# Task A
In the dollar-store story, list every item the narrator says was found while zigzagging up and down the aisles.

I browsed the categories – birthday, get well, new house. Then a sign sticking up above the rack caught my eye. TWO for $1.00 Holy Moly. A veritable gold mine in the California foothills. I loaded my cart with enough birthday and get well cards to last a decade or two. I threw in a couple of sympathy cards for good measure. Hey, everybody’s got to go sometime.
At the end of the aisle I spotted a wall of colorful gift bags. A real pet peeve. Half the time, they cost as much as the gift. Not here. ONE DOLLAR. Even the really big ones. And bows. Fluffy, curly bows. A dollar EACH. I snagged an armful and added them to my rapidly filling cart.
Why hasn’t anyone told me about this place? I feel like a kid in a candy store. Whoa. Candy. They must have candy. FOR A DOLLAR.
I found Jackson where I left him, rummaging through the toys, his arms loaded with puzzles, games, and every master-blaster water pistol they stocked. He dumped his haul into my basket.
“Hey, Kiddo. Where’s the candy aisle?”
My companion’s eyes widened. A smile lit his freckled face. “Follow me,” he said, with a toss of his Charlie Brown shaped head. By the time we finished picking out our favorites, we had enough sweet treats to choke the entire Peanuts gang.
I scooted down the plastics aisle where I emptied the faux Tupperware shelf. Like a contestant on the ’60s TV show, Supermarket Sweep, I zigzagged up and down the aisles where I found storage bags in every size, shampoo, conditioner, cleaning products, bungee cords, a bamboo wind chime, and a pound cake.
As my finders frenzy subsided, I paused to evaluate the products in the remaining aisles. There were a few items I passed up. Skipped the home pregnancy tests…for so many reasons. Fell in love with the the puppy sweater collection, then remembered I don’t have a dog. I did grab a couple of ink pens adorned with fluffy pom-poms on the ends, because…ONE DOLLAR.
Exhausted from my crazed bargain hunting, I turned out of the last aisle to head for the check stand. Just then, the clouds parted and a choir of angels sang out from above. There before me stood the display of eye glasses. That’s right. READERS in every strength from, “I can still make it out if I squint,” to “Hand me that %&$# magnifying glass.” And not flimsy, nerdy styles. Cool patterns, colors and shapes. One. Dollar. A. Pair. I plucked one for every drawer in the house, and to match every outfit in my wardrobe. I tossed in a few extra to leave at Kristen’s house for my next visit.
We finally got to the checkout line. Remember that teachable moment I planned? Well, guess who got the lesson?
“See, Nanny,” Jackson said, a mischievous look in his eye. “Now you know where I spend my birthday money.”

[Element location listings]
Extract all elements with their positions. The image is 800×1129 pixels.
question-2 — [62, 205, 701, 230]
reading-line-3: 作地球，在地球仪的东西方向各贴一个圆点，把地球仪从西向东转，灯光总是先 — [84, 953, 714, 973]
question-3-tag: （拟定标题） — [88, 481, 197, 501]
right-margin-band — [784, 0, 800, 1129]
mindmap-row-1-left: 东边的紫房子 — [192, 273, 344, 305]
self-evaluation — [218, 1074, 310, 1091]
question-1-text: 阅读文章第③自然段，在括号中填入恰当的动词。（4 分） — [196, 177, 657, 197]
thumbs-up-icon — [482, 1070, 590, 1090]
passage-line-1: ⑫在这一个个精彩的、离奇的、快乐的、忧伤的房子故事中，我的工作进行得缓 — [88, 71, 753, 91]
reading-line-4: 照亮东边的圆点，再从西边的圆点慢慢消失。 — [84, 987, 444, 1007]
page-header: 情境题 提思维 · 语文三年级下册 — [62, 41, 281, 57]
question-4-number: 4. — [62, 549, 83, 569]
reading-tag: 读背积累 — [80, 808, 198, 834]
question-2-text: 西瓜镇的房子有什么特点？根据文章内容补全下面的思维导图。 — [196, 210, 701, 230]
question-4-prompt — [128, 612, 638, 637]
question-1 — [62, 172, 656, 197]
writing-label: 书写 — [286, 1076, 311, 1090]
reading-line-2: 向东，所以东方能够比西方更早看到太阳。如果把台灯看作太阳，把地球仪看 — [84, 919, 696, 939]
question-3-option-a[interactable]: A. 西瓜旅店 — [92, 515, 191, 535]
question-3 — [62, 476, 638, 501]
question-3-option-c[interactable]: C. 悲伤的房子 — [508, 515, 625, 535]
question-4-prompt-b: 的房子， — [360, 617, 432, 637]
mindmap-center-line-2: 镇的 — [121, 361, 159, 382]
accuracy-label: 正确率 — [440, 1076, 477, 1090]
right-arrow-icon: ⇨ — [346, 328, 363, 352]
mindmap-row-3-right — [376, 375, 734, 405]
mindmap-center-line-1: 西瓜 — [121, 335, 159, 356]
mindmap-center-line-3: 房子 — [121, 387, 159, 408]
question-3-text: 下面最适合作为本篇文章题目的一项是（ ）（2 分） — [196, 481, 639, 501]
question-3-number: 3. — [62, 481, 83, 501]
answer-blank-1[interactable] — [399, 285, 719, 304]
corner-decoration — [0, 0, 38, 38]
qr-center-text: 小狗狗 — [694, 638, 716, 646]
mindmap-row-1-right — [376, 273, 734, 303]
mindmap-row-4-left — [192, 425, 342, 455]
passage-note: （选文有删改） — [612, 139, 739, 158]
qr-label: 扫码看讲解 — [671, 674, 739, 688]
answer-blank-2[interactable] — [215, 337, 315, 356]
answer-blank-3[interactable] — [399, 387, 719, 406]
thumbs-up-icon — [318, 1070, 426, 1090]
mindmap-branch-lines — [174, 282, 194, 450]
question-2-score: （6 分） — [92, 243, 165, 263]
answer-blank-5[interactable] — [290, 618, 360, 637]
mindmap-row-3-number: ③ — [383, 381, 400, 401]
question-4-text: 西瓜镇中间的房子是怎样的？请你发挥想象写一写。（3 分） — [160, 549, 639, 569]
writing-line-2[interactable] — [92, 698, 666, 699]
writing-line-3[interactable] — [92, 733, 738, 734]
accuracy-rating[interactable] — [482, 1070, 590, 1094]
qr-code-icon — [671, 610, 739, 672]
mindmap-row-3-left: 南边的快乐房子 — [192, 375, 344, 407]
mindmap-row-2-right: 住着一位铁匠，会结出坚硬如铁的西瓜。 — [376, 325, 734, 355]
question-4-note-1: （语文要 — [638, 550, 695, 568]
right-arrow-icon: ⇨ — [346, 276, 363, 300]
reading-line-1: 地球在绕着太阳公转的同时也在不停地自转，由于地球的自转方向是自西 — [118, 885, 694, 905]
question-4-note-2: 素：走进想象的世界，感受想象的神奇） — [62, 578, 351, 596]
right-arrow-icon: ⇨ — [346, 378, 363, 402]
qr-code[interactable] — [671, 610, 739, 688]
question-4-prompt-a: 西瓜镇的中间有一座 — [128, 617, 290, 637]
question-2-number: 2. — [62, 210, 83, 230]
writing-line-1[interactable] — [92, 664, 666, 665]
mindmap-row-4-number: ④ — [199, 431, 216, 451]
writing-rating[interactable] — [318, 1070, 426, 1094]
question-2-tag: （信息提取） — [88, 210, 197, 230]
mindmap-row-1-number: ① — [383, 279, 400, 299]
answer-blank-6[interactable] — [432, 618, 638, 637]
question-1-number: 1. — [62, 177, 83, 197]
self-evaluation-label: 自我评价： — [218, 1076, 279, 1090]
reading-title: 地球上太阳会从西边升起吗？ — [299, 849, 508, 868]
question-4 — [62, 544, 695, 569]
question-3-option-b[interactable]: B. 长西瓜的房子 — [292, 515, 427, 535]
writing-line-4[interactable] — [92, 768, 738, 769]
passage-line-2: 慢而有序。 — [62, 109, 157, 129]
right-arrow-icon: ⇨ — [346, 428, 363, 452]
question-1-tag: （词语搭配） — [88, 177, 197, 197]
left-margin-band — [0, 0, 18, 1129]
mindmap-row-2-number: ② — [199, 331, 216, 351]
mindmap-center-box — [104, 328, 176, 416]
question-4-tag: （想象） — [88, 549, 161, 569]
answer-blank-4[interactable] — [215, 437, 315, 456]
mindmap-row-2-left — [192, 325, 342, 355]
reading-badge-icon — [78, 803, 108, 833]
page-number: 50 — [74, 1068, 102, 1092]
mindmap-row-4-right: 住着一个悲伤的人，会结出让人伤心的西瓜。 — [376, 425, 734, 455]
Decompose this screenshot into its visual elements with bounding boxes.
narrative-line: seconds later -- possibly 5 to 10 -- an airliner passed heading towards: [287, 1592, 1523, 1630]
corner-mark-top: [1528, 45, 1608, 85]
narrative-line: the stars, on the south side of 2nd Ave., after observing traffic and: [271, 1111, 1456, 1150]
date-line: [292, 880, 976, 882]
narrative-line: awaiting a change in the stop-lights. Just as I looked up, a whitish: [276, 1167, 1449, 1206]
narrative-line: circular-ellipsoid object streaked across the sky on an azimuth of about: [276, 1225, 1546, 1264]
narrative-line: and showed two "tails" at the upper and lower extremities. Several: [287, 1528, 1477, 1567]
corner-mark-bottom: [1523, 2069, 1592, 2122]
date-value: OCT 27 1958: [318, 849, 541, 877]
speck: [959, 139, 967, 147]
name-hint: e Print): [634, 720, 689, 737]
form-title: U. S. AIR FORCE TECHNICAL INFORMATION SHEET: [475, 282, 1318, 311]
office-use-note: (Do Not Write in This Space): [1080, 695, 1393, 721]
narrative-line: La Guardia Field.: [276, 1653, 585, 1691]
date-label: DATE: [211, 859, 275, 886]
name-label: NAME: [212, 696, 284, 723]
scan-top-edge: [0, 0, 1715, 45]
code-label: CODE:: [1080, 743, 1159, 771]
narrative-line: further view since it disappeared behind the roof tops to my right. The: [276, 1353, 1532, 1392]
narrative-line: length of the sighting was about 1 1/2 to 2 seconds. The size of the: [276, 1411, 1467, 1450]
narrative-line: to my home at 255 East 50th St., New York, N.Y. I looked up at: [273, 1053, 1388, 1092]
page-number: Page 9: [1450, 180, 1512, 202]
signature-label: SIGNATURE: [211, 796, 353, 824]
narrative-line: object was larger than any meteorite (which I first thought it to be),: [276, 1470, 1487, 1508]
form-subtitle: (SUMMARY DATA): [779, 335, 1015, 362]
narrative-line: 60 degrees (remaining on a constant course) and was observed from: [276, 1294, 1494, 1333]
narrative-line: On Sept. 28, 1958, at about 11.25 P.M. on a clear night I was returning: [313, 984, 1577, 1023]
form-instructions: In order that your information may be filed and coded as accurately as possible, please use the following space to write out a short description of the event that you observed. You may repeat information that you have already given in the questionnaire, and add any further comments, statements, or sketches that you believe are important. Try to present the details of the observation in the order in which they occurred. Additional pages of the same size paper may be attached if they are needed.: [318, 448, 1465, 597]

# Task B
Transcribe the entries, starting at their first line and ending at the line that contains "question-1 — [62, 172, 656, 197]".

# Exercise solution A
storage bags in every size, shampoo, conditioner, cleaning products, bungee cords, a bamboo wind chime, a pound cake

# Exercise solution B
Extract all elements with their positions. The image is 800×1129 pixels.
question-2 — [62, 205, 701, 230]
reading-line-3: 作地球，在地球仪的东西方向各贴一个圆点，把地球仪从西向东转，灯光总是先 — [84, 953, 714, 973]
question-3-tag: （拟定标题） — [88, 481, 197, 501]
right-margin-band — [784, 0, 800, 1129]
mindmap-row-1-left: 东边的紫房子 — [192, 273, 344, 305]
self-evaluation — [218, 1074, 310, 1091]
question-1-text: 阅读文章第③自然段，在括号中填入恰当的动词。（4 分） — [196, 177, 657, 197]
thumbs-up-icon — [482, 1070, 590, 1090]
passage-line-1: ⑫在这一个个精彩的、离奇的、快乐的、忧伤的房子故事中，我的工作进行得缓 — [88, 71, 753, 91]
reading-line-4: 照亮东边的圆点，再从西边的圆点慢慢消失。 — [84, 987, 444, 1007]
page-header: 情境题 提思维 · 语文三年级下册 — [62, 41, 281, 57]
question-4-number: 4. — [62, 549, 83, 569]
reading-tag: 读背积累 — [80, 808, 198, 834]
question-2-text: 西瓜镇的房子有什么特点？根据文章内容补全下面的思维导图。 — [196, 210, 701, 230]
question-4-prompt — [128, 612, 638, 637]
question-1 — [62, 172, 656, 197]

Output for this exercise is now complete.